— begin Provided data —

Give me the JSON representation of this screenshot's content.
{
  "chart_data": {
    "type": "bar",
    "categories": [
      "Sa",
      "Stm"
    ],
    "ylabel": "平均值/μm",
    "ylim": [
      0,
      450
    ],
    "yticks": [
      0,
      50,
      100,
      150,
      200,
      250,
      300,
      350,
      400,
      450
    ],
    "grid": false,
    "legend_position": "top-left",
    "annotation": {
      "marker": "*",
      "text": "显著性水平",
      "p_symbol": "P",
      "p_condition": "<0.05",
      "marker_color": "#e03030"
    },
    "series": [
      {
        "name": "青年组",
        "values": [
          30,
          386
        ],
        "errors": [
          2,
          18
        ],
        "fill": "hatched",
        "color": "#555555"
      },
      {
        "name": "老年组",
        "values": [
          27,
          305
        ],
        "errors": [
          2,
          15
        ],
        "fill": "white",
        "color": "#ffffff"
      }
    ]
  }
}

— end Provided data —

• Task statement:
Recite the full listing above exactly.

• Exercise result:
Give me the JSON representation of this screenshot's content.
{
  "chart_data": {
    "type": "bar",
    "categories": [
      "Sa",
      "Stm"
    ],
    "ylabel": "平均值/μm",
    "ylim": [
      0,
      450
    ],
    "yticks": [
      0,
      50,
      100,
      150,
      200,
      250,
      300,
      350,
      400,
      450
    ],
    "grid": false,
    "legend_position": "top-left",
    "annotation": {
      "marker": "*",
      "text": "显著性水平",
      "p_symbol": "P",
      "p_condition": "<0.05",
      "marker_color": "#e03030"
    },
    "series": [
      {
        "name": "青年组",
        "values": [
          30,
          386
        ],
        "errors": [
          2,
          18
        ],
        "fill": "hatched",
        "color": "#555555"
      },
      {
        "name": "老年组",
        "values": [
          27,
          305
        ],
        "errors": [
          2,
          15
        ],
        "fill": "white",
        "color": "#ffffff"
      }
    ]
  }
}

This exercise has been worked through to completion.